PROBLEM - Track down the lines that contain "garçons" and copy them.

EXERCISE INPUT -
══════

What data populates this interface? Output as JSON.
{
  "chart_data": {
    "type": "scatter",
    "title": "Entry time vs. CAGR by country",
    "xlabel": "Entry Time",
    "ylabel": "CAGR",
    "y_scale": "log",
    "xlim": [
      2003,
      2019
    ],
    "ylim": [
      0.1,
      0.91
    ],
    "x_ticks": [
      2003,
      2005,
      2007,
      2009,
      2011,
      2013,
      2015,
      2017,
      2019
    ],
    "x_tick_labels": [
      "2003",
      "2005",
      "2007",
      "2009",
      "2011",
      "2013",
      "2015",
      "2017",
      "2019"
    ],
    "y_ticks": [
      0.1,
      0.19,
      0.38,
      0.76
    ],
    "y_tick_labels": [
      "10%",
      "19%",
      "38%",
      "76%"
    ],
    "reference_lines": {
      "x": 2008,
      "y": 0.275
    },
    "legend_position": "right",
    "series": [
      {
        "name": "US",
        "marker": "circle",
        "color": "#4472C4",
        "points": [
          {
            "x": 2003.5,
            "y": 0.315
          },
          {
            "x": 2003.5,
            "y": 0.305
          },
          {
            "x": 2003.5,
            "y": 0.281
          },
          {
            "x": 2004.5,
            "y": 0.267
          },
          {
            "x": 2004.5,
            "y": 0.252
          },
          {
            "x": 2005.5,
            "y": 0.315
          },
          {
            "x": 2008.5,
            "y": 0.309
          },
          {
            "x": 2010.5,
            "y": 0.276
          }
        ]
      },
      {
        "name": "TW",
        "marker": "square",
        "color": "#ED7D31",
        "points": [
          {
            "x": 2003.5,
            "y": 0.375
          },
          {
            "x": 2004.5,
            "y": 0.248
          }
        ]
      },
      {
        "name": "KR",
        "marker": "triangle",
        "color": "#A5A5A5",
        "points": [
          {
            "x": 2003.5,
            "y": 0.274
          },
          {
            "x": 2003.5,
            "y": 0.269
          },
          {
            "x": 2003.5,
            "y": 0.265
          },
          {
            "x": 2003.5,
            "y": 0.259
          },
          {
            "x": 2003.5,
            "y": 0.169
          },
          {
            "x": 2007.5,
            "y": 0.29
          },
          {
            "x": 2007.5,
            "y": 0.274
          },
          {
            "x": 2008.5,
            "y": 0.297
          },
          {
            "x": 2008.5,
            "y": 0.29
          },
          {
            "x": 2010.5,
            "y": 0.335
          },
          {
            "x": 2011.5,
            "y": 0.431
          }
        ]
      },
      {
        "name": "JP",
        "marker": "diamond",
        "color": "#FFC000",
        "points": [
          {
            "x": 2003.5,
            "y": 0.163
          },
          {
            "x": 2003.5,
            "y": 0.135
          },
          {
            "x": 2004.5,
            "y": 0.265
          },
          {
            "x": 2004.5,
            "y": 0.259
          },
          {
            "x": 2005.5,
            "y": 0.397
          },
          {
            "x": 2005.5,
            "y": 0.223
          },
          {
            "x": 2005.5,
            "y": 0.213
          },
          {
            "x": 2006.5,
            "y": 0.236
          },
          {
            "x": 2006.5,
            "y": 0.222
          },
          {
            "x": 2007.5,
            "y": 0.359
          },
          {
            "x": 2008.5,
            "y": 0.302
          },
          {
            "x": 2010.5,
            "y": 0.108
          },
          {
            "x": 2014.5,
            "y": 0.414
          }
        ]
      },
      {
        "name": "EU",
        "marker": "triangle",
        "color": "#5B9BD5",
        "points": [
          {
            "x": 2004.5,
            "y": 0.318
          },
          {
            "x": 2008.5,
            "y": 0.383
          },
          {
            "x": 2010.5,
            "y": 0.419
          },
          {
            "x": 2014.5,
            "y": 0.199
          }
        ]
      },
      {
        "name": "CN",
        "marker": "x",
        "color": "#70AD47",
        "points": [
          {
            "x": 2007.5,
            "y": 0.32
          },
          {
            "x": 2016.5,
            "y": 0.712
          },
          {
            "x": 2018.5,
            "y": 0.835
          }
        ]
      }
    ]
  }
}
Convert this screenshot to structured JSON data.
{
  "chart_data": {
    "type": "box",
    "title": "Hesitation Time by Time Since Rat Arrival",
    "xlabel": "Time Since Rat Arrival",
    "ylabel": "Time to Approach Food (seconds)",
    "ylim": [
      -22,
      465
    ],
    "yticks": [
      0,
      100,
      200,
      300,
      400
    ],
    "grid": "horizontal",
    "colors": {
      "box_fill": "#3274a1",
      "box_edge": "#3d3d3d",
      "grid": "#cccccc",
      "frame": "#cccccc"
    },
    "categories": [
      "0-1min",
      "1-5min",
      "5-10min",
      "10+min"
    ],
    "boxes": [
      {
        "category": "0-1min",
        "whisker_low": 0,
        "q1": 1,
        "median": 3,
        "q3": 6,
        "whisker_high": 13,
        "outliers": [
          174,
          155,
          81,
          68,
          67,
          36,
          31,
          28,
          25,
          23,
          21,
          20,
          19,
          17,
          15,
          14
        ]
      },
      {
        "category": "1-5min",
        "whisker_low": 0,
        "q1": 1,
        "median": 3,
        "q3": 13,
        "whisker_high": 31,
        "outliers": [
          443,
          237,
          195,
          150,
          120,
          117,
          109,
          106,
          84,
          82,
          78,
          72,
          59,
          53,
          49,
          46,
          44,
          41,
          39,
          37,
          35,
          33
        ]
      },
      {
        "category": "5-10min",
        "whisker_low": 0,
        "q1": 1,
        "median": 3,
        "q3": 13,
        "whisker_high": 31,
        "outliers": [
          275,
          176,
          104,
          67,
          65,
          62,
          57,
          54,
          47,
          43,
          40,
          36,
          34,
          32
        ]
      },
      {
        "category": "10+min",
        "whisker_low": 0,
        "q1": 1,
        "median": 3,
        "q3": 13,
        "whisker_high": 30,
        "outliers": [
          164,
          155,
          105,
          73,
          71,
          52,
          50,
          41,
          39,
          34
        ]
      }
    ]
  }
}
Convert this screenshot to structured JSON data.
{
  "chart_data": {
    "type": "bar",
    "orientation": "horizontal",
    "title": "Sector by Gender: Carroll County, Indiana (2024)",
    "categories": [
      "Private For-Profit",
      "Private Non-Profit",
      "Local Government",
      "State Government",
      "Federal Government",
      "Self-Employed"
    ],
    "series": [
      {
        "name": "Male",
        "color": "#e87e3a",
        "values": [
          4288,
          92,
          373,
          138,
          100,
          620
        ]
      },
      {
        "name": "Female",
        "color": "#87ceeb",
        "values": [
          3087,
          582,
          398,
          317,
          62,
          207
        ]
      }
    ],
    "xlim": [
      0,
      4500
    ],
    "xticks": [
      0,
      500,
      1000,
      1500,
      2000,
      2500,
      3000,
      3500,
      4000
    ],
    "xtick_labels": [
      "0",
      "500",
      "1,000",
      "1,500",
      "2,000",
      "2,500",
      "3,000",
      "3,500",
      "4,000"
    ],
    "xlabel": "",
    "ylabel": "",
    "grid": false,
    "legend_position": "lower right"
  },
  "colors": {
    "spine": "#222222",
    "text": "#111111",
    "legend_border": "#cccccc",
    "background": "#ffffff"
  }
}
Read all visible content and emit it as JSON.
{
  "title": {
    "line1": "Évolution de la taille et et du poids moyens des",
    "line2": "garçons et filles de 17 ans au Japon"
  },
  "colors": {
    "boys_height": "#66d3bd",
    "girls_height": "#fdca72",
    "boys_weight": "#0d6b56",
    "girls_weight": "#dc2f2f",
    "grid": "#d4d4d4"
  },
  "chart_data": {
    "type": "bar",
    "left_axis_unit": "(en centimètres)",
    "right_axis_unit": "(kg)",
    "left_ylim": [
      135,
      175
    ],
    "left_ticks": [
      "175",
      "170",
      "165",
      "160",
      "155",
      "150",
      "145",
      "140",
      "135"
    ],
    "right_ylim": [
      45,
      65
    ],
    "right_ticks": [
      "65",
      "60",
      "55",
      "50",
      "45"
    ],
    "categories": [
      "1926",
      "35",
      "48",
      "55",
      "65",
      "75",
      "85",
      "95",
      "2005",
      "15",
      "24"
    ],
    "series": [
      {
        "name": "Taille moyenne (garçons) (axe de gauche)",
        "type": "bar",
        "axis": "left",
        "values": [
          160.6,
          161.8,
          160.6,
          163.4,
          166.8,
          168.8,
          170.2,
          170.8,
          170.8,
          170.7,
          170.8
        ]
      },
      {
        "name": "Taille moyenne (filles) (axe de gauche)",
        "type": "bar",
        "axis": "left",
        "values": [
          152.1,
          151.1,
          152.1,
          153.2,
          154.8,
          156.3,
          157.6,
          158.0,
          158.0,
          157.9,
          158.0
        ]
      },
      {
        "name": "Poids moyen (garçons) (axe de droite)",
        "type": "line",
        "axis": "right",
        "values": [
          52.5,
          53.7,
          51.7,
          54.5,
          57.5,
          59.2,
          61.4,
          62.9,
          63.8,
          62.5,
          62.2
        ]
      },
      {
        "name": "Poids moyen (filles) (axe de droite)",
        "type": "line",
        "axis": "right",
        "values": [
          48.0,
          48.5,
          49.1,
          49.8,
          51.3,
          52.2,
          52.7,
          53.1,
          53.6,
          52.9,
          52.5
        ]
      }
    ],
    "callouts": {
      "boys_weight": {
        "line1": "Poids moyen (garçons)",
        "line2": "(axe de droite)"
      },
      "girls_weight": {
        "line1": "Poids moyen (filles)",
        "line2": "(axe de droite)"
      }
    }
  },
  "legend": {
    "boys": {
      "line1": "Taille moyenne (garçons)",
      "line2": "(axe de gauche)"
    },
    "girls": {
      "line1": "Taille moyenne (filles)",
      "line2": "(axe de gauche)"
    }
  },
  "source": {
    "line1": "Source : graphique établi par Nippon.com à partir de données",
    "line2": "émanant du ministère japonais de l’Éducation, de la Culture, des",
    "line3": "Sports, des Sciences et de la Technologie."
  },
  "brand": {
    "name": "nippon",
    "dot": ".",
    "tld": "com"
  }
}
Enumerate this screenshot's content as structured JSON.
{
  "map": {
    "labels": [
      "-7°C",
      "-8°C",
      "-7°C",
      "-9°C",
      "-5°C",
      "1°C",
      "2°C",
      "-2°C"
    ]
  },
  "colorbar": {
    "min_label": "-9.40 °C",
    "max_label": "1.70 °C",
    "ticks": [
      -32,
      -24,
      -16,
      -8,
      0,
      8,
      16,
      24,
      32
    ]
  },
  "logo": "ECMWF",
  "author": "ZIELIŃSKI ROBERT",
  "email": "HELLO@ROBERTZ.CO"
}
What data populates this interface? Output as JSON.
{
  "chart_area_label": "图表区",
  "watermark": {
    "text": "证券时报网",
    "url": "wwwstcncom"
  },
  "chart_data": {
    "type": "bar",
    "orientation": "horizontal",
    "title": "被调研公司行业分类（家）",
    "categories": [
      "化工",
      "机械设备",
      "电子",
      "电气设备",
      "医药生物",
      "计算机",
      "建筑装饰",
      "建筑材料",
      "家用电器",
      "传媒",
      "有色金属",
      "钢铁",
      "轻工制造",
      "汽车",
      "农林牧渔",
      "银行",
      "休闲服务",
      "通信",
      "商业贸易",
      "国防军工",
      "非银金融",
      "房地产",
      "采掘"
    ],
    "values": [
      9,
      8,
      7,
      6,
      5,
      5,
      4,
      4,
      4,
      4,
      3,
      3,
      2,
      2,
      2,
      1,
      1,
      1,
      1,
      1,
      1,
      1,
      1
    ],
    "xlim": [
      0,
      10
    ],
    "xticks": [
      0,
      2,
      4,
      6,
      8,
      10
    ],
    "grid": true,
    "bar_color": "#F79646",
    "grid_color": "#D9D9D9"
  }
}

══════

ANSWER FOR THE TASK -
    "line2": "garçons et filles de 17 ans au Japon"
        "name": "Taille moyenne (garçons) (axe de gauche)",
        "name": "Poids moyen (garçons) (axe de droite)",
        "line1": "Poids moyen (garçons)",
      "line1": "Taille moyenne (garçons)",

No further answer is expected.